--- START OF Input records ---

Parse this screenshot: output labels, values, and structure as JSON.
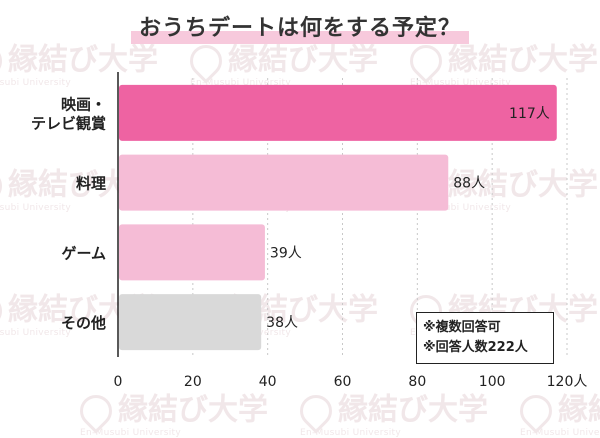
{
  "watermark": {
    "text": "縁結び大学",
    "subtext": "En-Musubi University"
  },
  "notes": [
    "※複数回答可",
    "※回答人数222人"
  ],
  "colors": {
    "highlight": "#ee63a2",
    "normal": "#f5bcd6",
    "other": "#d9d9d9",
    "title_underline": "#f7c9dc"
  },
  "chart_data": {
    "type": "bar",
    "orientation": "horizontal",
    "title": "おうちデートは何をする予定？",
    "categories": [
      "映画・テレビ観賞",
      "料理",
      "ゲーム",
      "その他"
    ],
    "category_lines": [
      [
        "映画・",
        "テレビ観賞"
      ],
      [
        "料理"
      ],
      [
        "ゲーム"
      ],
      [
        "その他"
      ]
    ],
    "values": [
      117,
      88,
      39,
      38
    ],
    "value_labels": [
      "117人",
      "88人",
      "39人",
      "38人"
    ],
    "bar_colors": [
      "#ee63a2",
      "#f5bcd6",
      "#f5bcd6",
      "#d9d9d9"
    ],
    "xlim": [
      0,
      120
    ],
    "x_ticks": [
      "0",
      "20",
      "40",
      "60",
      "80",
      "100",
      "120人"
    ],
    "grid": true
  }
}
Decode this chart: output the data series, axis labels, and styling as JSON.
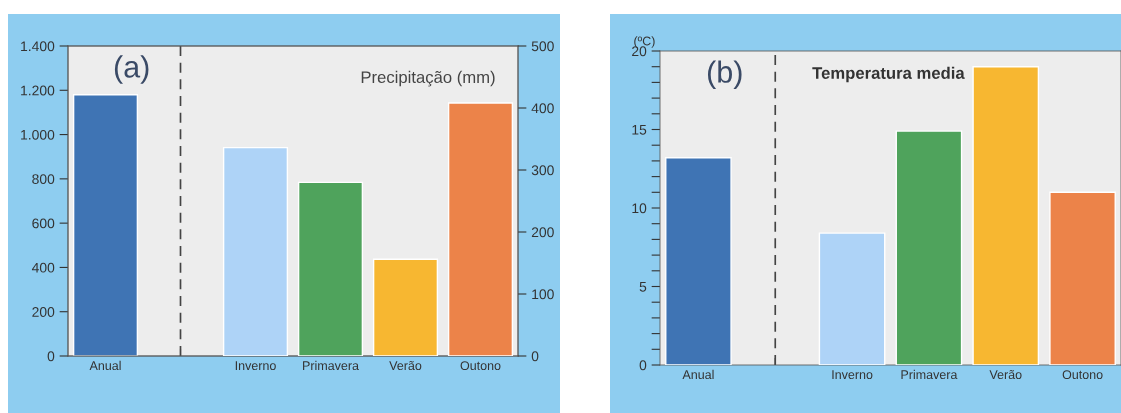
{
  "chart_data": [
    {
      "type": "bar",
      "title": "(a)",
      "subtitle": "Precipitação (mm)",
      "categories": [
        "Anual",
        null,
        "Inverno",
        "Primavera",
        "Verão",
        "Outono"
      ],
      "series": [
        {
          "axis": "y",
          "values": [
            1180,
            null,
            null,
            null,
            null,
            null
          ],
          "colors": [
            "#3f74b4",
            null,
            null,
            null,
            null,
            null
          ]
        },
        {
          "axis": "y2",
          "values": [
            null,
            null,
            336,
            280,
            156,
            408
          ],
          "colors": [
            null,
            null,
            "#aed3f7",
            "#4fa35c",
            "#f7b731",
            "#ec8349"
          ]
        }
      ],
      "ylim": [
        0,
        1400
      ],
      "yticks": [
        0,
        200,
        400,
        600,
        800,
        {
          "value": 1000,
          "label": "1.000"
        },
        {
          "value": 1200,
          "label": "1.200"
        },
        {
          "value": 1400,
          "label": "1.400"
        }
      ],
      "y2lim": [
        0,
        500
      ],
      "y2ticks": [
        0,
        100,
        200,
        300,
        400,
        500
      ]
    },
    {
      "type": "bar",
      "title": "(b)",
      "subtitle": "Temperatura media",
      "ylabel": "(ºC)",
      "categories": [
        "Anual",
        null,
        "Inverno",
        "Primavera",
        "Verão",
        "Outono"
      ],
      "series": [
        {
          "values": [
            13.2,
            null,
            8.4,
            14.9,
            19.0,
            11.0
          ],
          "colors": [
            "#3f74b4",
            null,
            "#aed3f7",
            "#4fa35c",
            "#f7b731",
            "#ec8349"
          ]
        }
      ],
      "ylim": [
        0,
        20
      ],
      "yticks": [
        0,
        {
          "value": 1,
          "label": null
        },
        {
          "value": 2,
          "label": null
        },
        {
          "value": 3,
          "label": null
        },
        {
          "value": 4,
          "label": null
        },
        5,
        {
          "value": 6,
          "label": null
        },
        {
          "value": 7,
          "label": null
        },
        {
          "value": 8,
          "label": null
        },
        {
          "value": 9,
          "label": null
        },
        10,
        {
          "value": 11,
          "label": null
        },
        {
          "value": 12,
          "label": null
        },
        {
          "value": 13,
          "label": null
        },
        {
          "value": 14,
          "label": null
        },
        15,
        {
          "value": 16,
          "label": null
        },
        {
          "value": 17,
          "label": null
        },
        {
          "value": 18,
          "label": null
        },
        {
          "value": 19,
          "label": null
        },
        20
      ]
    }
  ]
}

--- END OF Input records ---

Goal of the exercise. Repeat the material above in full and unchanged, minus its images.

Response below.
Parse this screenshot: output labels, values, and structure as JSON.
{
  "watermark": {
    "text": "縁結び大学",
    "subtext": "En-Musubi University"
  },
  "notes": [
    "※複数回答可",
    "※回答人数222人"
  ],
  "colors": {
    "highlight": "#ee63a2",
    "normal": "#f5bcd6",
    "other": "#d9d9d9",
    "title_underline": "#f7c9dc"
  },
  "chart_data": {
    "type": "bar",
    "orientation": "horizontal",
    "title": "おうちデートは何をする予定？",
    "categories": [
      "映画・テレビ観賞",
      "料理",
      "ゲーム",
      "その他"
    ],
    "category_lines": [
      [
        "映画・",
        "テレビ観賞"
      ],
      [
        "料理"
      ],
      [
        "ゲーム"
      ],
      [
        "その他"
      ]
    ],
    "values": [
      117,
      88,
      39,
      38
    ],
    "value_labels": [
      "117人",
      "88人",
      "39人",
      "38人"
    ],
    "bar_colors": [
      "#ee63a2",
      "#f5bcd6",
      "#f5bcd6",
      "#d9d9d9"
    ],
    "xlim": [
      0,
      120
    ],
    "x_ticks": [
      "0",
      "20",
      "40",
      "60",
      "80",
      "100",
      "120人"
    ],
    "grid": true
  }
}
Decode this chart: output the data series, axis labels, and styling as JSON.
{
  "chart_data": [
    {
      "type": "bar",
      "title": "(a)",
      "subtitle": "Precipitação (mm)",
      "categories": [
        "Anual",
        null,
        "Inverno",
        "Primavera",
        "Verão",
        "Outono"
      ],
      "series": [
        {
          "axis": "y",
          "values": [
            1180,
            null,
            null,
            null,
            null,
            null
          ],
          "colors": [
            "#3f74b4",
            null,
            null,
            null,
            null,
            null
          ]
        },
        {
          "axis": "y2",
          "values": [
            null,
            null,
            336,
            280,
            156,
            408
          ],
          "colors": [
            null,
            null,
            "#aed3f7",
            "#4fa35c",
            "#f7b731",
            "#ec8349"
          ]
        }
      ],
      "ylim": [
        0,
        1400
      ],
      "yticks": [
        0,
        200,
        400,
        600,
        800,
        {
          "value": 1000,
          "label": "1.000"
        },
        {
          "value": 1200,
          "label": "1.200"
        },
        {
          "value": 1400,
          "label": "1.400"
        }
      ],
      "y2lim": [
        0,
        500
      ],
      "y2ticks": [
        0,
        100,
        200,
        300,
        400,
        500
      ]
    },
    {
      "type": "bar",
      "title": "(b)",
      "subtitle": "Temperatura media",
      "ylabel": "(ºC)",
      "categories": [
        "Anual",
        null,
        "Inverno",
        "Primavera",
        "Verão",
        "Outono"
      ],
      "series": [
        {
          "values": [
            13.2,
            null,
            8.4,
            14.9,
            19.0,
            11.0
          ],
          "colors": [
            "#3f74b4",
            null,
            "#aed3f7",
            "#4fa35c",
            "#f7b731",
            "#ec8349"
          ]
        }
      ],
      "ylim": [
        0,
        20
      ],
      "yticks": [
        0,
        {
          "value": 1,
          "label": null
        },
        {
          "value": 2,
          "label": null
        },
        {
          "value": 3,
          "label": null
        },
        {
          "value": 4,
          "label": null
        },
        5,
        {
          "value": 6,
          "label": null
        },
        {
          "value": 7,
          "label": null
        },
        {
          "value": 8,
          "label": null
        },
        {
          "value": 9,
          "label": null
        },
        10,
        {
          "value": 11,
          "label": null
        },
        {
          "value": 12,
          "label": null
        },
        {
          "value": 13,
          "label": null
        },
        {
          "value": 14,
          "label": null
        },
        15,
        {
          "value": 16,
          "label": null
        },
        {
          "value": 17,
          "label": null
        },
        {
          "value": 18,
          "label": null
        },
        {
          "value": 19,
          "label": null
        },
        20
      ]
    }
  ]
}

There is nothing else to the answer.